=== Work to do ===
Pick out every line that holds the string "title" and copy it.

=== Extracted records ===
──────────

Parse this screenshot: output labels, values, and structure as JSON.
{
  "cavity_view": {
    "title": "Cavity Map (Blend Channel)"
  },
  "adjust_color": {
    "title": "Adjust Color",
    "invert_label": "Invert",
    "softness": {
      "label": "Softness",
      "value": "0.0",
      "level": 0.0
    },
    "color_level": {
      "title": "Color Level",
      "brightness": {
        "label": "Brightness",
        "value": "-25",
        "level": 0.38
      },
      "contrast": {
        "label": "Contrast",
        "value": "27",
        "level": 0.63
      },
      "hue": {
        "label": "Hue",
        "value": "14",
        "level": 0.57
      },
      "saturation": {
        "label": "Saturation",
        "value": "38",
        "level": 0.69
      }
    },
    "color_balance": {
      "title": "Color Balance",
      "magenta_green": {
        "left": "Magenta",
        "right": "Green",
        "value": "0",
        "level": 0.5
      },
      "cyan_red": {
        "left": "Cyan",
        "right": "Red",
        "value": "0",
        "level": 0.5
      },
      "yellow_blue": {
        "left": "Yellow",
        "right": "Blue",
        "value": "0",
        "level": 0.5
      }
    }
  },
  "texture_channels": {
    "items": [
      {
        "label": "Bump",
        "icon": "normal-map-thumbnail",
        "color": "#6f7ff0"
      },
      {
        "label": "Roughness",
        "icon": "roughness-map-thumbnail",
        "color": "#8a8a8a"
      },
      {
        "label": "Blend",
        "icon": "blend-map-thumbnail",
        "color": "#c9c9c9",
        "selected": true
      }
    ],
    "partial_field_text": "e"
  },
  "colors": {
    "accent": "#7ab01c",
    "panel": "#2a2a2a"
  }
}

──────────

=== Written response ===
    "title": "Cavity Map (Blend Channel)"
    "title": "Adjust Color",
      "title": "Color Level",
      "title": "Color Balance",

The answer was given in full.